P. Da norma atrás transcrita resulta evidente que a TMDP afastou, de forma expressa e inequívoca, a cobrança de quaisquer outras taxas, encargos ou remunerações por aquela utilização e aproveitamento.

Q. Assim, as “vantagens” identificadas pela lei como dando lugar ao pagamento da TMDP, são as de instalação de sistemas e equipamentos das empresas que oferecem redes e serviços de comunicações electrónicas acessíveis ao público, em (implantação), sobre (passagem) e sob (atravessamento) propriedade pública e privada municipal.

R. E o facto constitutivo da relação jurídica da TMDP (facto tributário) consiste naquela instalação de recursos – como decorre dos Artigos 24.º, n.º 1, alínea b), 106.º, n.º 2, da Lei n.º 5/2004, de 10 de Fevereiro, 11.º da directiva-quadro (Directiva n.º 2002/21/CE, de 7 de Março) e 13.º da directiva autorização (Directiva n.º 2002/20/CE, de 7 de Março).

● **Extrato de dados**:

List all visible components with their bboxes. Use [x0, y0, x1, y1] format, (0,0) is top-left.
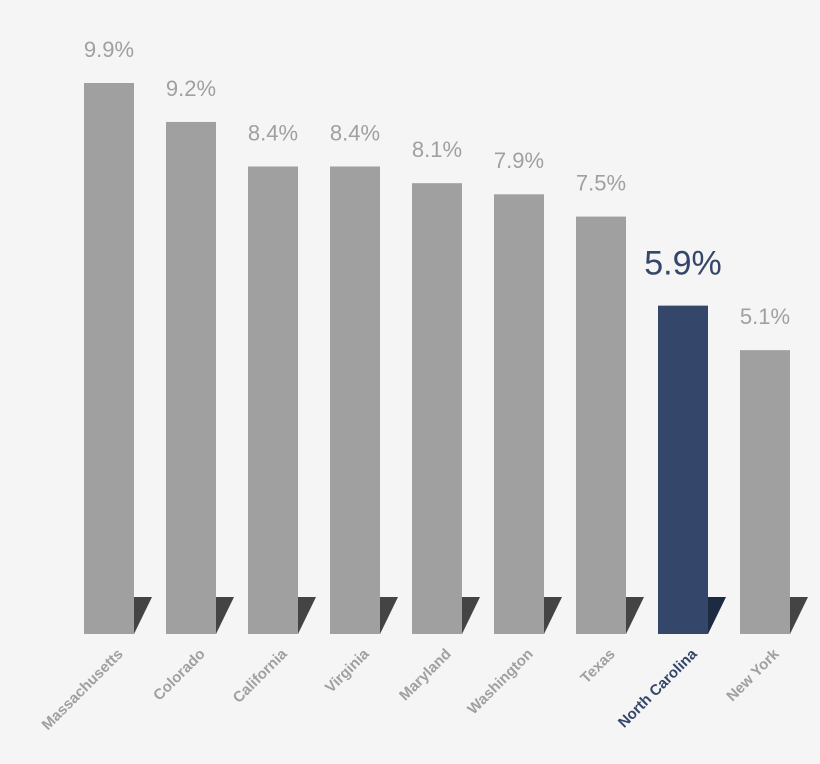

● **Objetivo 1**:
No texto sobre a TMDP, que termo designa a instalação sob propriedade pública e privada municipal?
● **Objetivo 2**:
Por favor, retome o texto sobre a TMDP logo a seguir à alínea R.

● **Resposta 1**:
Atravessamento.

● **Resposta 2**:
S. Com a entrada em vigor da TMDP, foram tacitamente revogadas as disposições dos regulamentos camarários que, de acordo com a Lei das Finanças Locais, previam a cobrança de outras taxas aplicadas aos factos tributados pela TMDP.

T. O quadro regulamentar comum para as redes e serviços de comunicações electrónicas impunha, somente, que as taxas em causa fossem “objectivamente justificadas, transparentes, não discriminatórias e proporcionais relativamente ao fim a que se destinam [tivessem] em conta os objectivos do artigo 8.º da Directiva 2002/21/CE (directiva-quadro)” (cfr. o Artigo 13.º da directiva autorização – Directiva n.º 2002/20/CE, de 7 de Março) (condições estas que o legislador português reproduziu no n.º 1 do Artigo 106.º da Lei n.º 5/2004, de 10 de Fevereiro).

U. Ao decidir em sentido contrário, saíram frontalmente violadas pelo Acórdão do Tribunal a quo ora posto em crise (i) o artigo 11.º da directiva-quadro (Directiva n.º 2002/21/CE, de 7 de Março), (ii) o Artigo 13.º da directiva autorização (Directiva n.º 2002/20/CE, de 7 de Março), (iii) o artigo 106.º da Lei n.º 5/2004, de 10 de Fevereiro, e, por fim, (iv) o número 1 do Artigo 12.º do Decreto-Lei n.º 123/2009.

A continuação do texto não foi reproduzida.